(Exercise instructions) Make an exact transcription of the material, leaving out all images.

# Material shown start

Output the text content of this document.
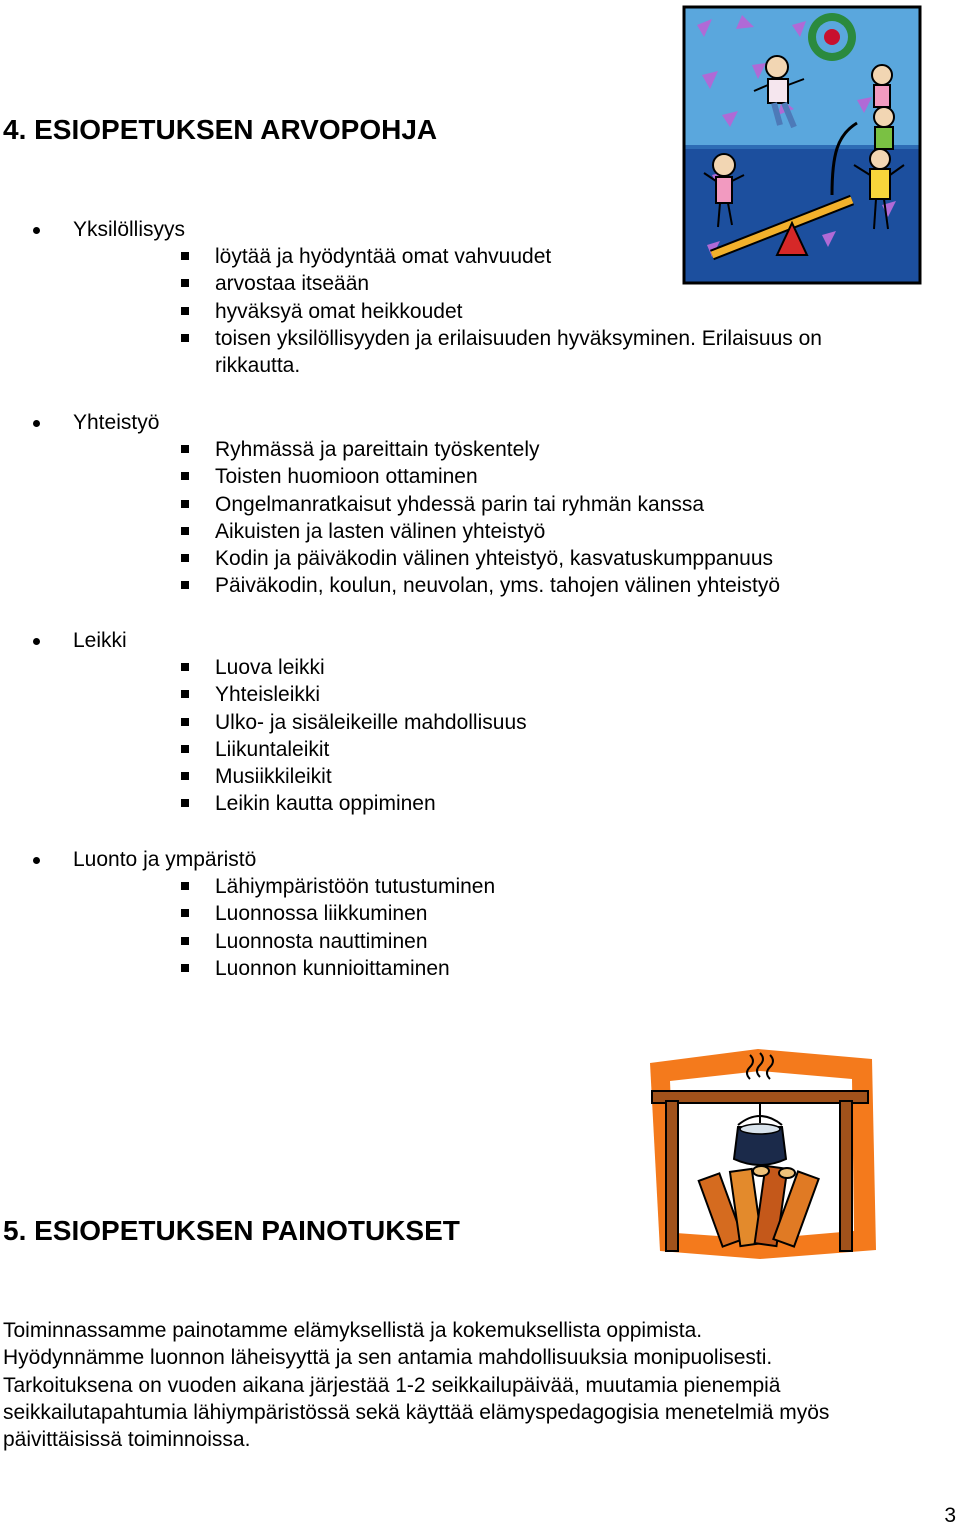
4. ESIOPETUKSEN ARVOPOHJA
Yksilöllisyys
löytää ja hyödyntää omat vahvuudet
arvostaa itseään
hyväksyä omat heikkoudet
toisen yksilöllisyyden ja erilaisuuden hyväksyminen. Erilaisuus on
rikkautta.
Yhteistyö
Ryhmässä ja pareittain työskentely
Toisten huomioon ottaminen
Ongelmanratkaisut yhdessä parin tai ryhmän kanssa
Aikuisten ja lasten välinen yhteistyö
Kodin ja päiväkodin välinen yhteistyö, kasvatuskumppanuus
Päiväkodin, koulun, neuvolan, yms. tahojen välinen yhteistyö
Leikki
Luova leikki
Yhteisleikki
Ulko- ja sisäleikeille mahdollisuus
Liikuntaleikit
Musiikkileikit
Leikin kautta oppiminen
Luonto ja ympäristö
Lähiympäristöön tutustuminen
Luonnossa liikkuminen
Luonnosta nauttiminen
Luonnon kunnioittaminen
5. ESIOPETUKSEN PAINOTUKSET

Toiminnassamme painotamme elämyksellistä ja kokemuksellista oppimista.
Hyödynnämme luonnon läheisyyttä ja sen antamia mahdollisuuksia monipuolisesti.
Tarkoituksena on vuoden aikana järjestää 1-2 seikkailupäivää, muutamia pienempiä
seikkailutapahtumia lähiympäristössä sekä käyttää elämyspedagogisia menetelmiä myös
päivittäisissä toiminnoissa.

3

# Material shown end

(Response)
Output the text content of this document.
4. ESIOPETUKSEN ARVOPOHJA
Yksilöllisyys
löytää ja hyödyntää omat vahvuudet
arvostaa itseään
hyväksyä omat heikkoudet
toisen yksilöllisyyden ja erilaisuuden hyväksyminen. Erilaisuus on
rikkautta.
Yhteistyö
Ryhmässä ja pareittain työskentely
Toisten huomioon ottaminen
Ongelmanratkaisut yhdessä parin tai ryhmän kanssa
Aikuisten ja lasten välinen yhteistyö
Kodin ja päiväkodin välinen yhteistyö, kasvatuskumppanuus
Päiväkodin, koulun, neuvolan, yms. tahojen välinen yhteistyö
Leikki
Luova leikki
Yhteisleikki
Ulko- ja sisäleikeille mahdollisuus
Liikuntaleikit
Musiikkileikit
Leikin kautta oppiminen
Luonto ja ympäristö
Lähiympäristöön tutustuminen
Luonnossa liikkuminen
Luonnosta nauttiminen
Luonnon kunnioittaminen
5. ESIOPETUKSEN PAINOTUKSET

Toiminnassamme painotamme elämyksellistä ja kokemuksellista oppimista.
Hyödynnämme luonnon läheisyyttä ja sen antamia mahdollisuuksia monipuolisesti.
Tarkoituksena on vuoden aikana järjestää 1-2 seikkailupäivää, muutamia pienempiä
seikkailutapahtumia lähiympäristössä sekä käyttää elämyspedagogisia menetelmiä myös
päivittäisissä toiminnoissa.

3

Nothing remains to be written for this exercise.